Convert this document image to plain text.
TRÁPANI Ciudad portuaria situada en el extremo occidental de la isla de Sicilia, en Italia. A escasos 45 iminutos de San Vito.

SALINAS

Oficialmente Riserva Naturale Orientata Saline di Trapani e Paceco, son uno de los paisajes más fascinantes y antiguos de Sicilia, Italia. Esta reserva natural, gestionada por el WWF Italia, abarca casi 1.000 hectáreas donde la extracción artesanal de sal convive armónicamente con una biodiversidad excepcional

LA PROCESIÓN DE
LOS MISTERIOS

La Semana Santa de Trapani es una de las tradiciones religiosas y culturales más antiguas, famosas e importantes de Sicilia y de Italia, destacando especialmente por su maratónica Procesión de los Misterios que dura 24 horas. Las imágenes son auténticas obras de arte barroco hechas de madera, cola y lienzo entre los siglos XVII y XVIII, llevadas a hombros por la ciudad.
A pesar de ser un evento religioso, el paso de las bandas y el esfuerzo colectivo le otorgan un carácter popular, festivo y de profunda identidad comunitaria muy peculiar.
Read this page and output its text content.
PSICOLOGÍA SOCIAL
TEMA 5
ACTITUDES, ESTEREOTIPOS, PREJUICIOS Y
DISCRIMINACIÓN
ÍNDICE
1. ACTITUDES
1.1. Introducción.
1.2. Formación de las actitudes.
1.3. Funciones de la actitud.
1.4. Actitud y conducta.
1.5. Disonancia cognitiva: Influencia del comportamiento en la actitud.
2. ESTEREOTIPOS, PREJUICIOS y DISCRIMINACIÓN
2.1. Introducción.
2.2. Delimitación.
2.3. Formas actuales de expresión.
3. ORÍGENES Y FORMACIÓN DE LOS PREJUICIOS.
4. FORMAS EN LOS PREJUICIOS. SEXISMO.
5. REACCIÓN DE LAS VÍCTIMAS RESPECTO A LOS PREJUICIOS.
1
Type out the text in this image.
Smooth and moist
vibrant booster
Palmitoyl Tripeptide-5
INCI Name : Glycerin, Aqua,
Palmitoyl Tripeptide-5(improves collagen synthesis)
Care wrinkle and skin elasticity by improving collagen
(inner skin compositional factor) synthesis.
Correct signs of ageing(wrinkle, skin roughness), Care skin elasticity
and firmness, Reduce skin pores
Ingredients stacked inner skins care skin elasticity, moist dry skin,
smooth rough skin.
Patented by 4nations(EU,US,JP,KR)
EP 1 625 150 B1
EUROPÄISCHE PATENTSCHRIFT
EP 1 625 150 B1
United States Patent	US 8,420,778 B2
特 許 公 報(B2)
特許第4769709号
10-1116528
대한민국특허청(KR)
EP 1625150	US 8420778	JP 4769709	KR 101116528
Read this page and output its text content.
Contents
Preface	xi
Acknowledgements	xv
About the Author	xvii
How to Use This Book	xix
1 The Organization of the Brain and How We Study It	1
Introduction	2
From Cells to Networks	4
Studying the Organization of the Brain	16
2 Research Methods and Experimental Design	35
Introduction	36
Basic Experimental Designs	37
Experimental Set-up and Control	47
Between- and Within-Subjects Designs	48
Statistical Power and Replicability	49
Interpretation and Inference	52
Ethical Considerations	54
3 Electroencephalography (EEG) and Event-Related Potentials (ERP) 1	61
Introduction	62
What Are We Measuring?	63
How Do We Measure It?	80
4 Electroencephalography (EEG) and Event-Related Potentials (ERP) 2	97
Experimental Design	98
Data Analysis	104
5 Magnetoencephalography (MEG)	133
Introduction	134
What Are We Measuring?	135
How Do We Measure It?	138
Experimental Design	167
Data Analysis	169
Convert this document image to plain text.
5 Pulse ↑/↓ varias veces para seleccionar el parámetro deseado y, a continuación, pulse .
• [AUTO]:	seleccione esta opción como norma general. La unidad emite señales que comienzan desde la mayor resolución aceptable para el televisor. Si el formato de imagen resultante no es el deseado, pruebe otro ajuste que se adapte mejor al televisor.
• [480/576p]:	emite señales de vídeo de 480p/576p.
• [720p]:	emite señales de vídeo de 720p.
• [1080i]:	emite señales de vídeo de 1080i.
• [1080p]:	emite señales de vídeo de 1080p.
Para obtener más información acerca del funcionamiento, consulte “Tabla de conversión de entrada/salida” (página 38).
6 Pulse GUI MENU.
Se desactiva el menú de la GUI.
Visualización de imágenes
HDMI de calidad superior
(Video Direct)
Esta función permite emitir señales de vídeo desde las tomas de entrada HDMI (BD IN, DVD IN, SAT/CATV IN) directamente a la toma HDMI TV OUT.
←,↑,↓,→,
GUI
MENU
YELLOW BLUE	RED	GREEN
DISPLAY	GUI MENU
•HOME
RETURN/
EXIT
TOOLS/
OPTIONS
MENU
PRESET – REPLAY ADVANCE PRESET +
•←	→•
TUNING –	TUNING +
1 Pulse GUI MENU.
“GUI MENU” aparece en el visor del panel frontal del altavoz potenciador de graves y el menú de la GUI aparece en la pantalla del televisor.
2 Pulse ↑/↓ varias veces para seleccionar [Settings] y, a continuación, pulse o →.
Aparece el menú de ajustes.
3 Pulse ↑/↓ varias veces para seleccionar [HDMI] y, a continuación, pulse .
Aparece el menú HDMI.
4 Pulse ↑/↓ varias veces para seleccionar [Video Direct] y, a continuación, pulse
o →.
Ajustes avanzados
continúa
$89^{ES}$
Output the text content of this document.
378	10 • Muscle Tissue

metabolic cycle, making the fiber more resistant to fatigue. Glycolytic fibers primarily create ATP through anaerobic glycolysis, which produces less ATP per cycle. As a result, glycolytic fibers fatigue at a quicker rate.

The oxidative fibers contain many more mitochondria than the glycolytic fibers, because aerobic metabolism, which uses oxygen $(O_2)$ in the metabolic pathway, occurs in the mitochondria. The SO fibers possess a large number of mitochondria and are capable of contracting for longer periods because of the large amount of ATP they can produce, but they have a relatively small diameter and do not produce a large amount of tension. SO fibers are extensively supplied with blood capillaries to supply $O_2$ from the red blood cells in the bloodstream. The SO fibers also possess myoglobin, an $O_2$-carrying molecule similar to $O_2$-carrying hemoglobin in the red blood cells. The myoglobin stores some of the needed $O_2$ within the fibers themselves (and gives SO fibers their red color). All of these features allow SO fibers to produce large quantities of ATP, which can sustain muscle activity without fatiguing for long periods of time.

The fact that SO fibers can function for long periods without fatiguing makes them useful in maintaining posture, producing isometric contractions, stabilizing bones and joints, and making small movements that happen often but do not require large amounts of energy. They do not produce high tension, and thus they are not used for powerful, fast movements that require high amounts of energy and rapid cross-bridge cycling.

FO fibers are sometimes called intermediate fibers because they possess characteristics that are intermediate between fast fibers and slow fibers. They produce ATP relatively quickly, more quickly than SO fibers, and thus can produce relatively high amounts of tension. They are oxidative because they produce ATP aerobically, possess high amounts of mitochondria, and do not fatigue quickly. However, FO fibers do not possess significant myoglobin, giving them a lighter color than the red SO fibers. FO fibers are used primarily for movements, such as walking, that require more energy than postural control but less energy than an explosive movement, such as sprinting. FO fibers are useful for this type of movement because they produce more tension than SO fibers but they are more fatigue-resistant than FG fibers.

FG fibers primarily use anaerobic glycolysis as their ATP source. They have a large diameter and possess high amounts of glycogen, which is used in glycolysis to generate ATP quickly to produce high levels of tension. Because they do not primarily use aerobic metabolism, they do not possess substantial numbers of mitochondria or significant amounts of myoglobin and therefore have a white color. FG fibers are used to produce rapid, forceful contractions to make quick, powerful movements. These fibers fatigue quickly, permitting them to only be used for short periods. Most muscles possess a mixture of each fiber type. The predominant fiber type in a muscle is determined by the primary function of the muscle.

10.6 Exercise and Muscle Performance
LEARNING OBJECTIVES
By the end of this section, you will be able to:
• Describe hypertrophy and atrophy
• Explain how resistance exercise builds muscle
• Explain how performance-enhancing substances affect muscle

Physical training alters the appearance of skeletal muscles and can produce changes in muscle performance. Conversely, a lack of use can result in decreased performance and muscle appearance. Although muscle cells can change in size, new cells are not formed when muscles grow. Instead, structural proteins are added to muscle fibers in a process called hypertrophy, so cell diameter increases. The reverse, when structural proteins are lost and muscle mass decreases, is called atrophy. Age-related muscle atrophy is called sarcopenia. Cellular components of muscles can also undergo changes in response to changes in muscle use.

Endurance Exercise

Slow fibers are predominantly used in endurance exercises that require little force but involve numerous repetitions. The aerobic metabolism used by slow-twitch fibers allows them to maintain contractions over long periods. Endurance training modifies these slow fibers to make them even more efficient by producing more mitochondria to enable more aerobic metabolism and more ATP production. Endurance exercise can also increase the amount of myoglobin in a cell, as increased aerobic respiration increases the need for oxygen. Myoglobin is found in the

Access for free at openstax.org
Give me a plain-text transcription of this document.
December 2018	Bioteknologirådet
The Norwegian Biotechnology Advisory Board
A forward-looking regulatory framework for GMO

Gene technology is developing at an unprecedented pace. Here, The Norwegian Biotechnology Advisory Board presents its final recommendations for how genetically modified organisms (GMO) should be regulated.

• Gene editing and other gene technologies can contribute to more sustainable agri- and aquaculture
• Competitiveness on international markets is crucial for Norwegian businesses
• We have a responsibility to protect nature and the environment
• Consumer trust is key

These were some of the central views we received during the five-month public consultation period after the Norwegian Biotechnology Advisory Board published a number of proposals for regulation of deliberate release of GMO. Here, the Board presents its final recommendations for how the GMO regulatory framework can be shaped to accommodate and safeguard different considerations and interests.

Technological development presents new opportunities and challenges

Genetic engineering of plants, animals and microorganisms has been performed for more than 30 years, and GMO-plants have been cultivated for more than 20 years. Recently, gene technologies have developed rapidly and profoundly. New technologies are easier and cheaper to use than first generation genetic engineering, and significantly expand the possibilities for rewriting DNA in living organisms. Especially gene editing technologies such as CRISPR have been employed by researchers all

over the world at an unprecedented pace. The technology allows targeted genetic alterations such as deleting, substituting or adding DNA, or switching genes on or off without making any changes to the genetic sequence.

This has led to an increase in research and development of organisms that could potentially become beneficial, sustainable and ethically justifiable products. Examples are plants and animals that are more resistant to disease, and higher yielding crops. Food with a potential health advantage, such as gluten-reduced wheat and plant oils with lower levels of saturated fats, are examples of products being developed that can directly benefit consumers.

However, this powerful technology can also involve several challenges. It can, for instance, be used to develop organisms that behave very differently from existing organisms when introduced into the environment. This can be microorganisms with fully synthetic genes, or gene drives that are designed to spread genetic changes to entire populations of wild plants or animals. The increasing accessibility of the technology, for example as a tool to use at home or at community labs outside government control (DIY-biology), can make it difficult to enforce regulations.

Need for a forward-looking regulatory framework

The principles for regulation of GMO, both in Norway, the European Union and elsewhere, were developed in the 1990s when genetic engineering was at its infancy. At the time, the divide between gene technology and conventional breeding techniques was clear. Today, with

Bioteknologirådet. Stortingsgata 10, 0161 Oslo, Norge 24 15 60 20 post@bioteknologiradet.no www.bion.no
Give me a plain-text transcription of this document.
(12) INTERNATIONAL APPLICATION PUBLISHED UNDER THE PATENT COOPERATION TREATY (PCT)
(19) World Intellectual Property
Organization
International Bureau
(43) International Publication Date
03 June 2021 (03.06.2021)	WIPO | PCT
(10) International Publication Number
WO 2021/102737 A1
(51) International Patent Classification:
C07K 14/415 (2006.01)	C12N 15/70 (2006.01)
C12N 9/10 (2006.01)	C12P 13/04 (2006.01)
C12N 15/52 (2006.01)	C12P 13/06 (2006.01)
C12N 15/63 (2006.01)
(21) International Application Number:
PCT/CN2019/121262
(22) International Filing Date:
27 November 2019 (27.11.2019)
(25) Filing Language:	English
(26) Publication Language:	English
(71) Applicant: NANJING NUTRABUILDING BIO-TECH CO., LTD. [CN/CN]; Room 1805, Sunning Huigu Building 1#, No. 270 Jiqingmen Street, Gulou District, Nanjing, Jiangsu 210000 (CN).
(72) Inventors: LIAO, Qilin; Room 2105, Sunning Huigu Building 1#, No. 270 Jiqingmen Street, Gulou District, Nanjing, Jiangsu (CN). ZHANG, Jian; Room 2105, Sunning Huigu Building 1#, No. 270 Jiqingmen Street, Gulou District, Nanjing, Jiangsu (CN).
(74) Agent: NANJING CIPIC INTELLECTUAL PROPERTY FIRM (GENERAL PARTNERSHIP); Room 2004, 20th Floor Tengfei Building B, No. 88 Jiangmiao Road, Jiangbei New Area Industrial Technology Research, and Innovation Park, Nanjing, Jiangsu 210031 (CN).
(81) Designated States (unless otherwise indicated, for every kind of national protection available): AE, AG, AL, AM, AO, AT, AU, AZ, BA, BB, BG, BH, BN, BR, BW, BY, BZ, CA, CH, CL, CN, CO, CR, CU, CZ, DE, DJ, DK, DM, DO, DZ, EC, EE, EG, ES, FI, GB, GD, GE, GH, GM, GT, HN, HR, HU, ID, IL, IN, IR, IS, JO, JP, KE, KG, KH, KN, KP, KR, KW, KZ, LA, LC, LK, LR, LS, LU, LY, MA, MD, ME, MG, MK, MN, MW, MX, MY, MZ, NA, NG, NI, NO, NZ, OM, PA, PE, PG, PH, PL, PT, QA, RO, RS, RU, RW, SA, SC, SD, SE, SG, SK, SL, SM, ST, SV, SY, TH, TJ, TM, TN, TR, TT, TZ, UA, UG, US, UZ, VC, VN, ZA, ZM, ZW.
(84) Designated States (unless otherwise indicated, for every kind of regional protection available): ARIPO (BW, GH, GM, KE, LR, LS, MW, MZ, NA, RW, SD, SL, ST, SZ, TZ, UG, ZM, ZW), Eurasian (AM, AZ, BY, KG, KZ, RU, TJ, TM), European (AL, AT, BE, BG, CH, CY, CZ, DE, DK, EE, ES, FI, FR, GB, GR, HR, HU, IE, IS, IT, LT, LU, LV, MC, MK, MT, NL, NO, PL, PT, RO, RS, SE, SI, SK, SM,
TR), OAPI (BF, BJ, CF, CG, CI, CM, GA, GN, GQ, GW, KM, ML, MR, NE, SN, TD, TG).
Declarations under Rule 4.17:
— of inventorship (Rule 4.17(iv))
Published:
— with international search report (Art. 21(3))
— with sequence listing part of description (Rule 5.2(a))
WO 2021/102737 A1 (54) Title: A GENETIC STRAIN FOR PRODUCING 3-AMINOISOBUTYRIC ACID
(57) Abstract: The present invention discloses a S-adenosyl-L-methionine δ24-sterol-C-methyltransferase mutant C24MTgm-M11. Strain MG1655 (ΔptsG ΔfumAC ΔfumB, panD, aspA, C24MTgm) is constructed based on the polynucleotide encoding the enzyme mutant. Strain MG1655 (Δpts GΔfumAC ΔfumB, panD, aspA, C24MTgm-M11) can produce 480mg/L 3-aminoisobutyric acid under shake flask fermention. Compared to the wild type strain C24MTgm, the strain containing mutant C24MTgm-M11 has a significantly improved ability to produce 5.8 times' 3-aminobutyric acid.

::::

Would you copy every line from the listing above that has the string "MENU" in it?

• Your response:
6 Pulse GUI MENU.
MENU
DISPLAY	GUI MENU
MENU
1 Pulse GUI MENU.
“GUI MENU” aparece en el visor del panel frontal del altavoz potenciador de graves y el menú de la GUI aparece en la pantalla del televisor.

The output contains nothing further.